#### Records provided ####

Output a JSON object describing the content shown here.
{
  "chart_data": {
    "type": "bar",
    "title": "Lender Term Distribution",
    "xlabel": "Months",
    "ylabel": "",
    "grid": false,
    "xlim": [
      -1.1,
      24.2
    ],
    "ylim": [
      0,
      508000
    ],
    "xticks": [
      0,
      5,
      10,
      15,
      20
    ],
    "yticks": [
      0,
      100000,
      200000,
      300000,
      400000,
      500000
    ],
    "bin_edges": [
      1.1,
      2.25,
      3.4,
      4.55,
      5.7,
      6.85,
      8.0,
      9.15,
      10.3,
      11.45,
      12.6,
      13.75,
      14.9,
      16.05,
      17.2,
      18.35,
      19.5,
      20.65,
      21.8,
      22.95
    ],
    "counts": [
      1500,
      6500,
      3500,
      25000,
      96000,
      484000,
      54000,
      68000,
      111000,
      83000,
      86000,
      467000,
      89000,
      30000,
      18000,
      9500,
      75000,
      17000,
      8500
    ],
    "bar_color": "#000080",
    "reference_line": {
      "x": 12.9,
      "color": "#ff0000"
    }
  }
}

####

:: Written instruction ::
Repeat the preceding lines exactly, please, every one of them.

:: Solution ::
Output a JSON object describing the content shown here.
{
  "chart_data": {
    "type": "bar",
    "title": "Lender Term Distribution",
    "xlabel": "Months",
    "ylabel": "",
    "grid": false,
    "xlim": [
      -1.1,
      24.2
    ],
    "ylim": [
      0,
      508000
    ],
    "xticks": [
      0,
      5,
      10,
      15,
      20
    ],
    "yticks": [
      0,
      100000,
      200000,
      300000,
      400000,
      500000
    ],
    "bin_edges": [
      1.1,
      2.25,
      3.4,
      4.55,
      5.7,
      6.85,
      8.0,
      9.15,
      10.3,
      11.45,
      12.6,
      13.75,
      14.9,
      16.05,
      17.2,
      18.35,
      19.5,
      20.65,
      21.8,
      22.95
    ],
    "counts": [
      1500,
      6500,
      3500,
      25000,
      96000,
      484000,
      54000,
      68000,
      111000,
      83000,
      86000,
      467000,
      89000,
      30000,
      18000,
      9500,
      75000,
      17000,
      8500
    ],
    "bar_color": "#000080",
    "reference_line": {
      "x": 12.9,
      "color": "#ff0000"
    }
  }
}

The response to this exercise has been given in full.